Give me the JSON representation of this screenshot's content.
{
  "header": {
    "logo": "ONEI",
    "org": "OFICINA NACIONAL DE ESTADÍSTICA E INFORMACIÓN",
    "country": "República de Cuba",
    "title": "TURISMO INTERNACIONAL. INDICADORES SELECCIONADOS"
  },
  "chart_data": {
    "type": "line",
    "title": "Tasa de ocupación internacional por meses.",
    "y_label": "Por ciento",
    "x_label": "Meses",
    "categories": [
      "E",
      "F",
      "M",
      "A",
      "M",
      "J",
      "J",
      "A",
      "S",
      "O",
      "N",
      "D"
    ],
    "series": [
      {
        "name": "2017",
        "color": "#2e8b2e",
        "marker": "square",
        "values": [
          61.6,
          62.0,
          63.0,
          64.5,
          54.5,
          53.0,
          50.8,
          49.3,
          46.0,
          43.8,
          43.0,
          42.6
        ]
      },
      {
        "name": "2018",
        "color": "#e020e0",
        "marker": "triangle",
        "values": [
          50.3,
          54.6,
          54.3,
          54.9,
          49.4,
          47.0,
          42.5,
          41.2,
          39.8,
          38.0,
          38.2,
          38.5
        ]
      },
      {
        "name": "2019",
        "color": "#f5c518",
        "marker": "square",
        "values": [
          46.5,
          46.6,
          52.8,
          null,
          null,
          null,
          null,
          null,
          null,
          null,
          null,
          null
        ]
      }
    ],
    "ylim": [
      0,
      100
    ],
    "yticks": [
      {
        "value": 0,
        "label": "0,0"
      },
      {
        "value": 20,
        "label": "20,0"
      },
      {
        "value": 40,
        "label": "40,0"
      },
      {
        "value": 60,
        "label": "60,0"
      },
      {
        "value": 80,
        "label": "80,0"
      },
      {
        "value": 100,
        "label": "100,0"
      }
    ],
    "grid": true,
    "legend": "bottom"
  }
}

* _Short exercise_
Write out the entries above once more, without altering anything.

* _The completed task_
Give me the JSON representation of this screenshot's content.
{
  "header": {
    "logo": "ONEI",
    "org": "OFICINA NACIONAL DE ESTADÍSTICA E INFORMACIÓN",
    "country": "República de Cuba",
    "title": "TURISMO INTERNACIONAL. INDICADORES SELECCIONADOS"
  },
  "chart_data": {
    "type": "line",
    "title": "Tasa de ocupación internacional por meses.",
    "y_label": "Por ciento",
    "x_label": "Meses",
    "categories": [
      "E",
      "F",
      "M",
      "A",
      "M",
      "J",
      "J",
      "A",
      "S",
      "O",
      "N",
      "D"
    ],
    "series": [
      {
        "name": "2017",
        "color": "#2e8b2e",
        "marker": "square",
        "values": [
          61.6,
          62.0,
          63.0,
          64.5,
          54.5,
          53.0,
          50.8,
          49.3,
          46.0,
          43.8,
          43.0,
          42.6
        ]
      },
      {
        "name": "2018",
        "color": "#e020e0",
        "marker": "triangle",
        "values": [
          50.3,
          54.6,
          54.3,
          54.9,
          49.4,
          47.0,
          42.5,
          41.2,
          39.8,
          38.0,
          38.2,
          38.5
        ]
      },
      {
        "name": "2019",
        "color": "#f5c518",
        "marker": "square",
        "values": [
          46.5,
          46.6,
          52.8,
          null,
          null,
          null,
          null,
          null,
          null,
          null,
          null,
          null
        ]
      }
    ],
    "ylim": [
      0,
      100
    ],
    "yticks": [
      {
        "value": 0,
        "label": "0,0"
      },
      {
        "value": 20,
        "label": "20,0"
      },
      {
        "value": 40,
        "label": "40,0"
      },
      {
        "value": 60,
        "label": "60,0"
      },
      {
        "value": 80,
        "label": "80,0"
      },
      {
        "value": 100,
        "label": "100,0"
      }
    ],
    "grid": true,
    "legend": "bottom"
  }
}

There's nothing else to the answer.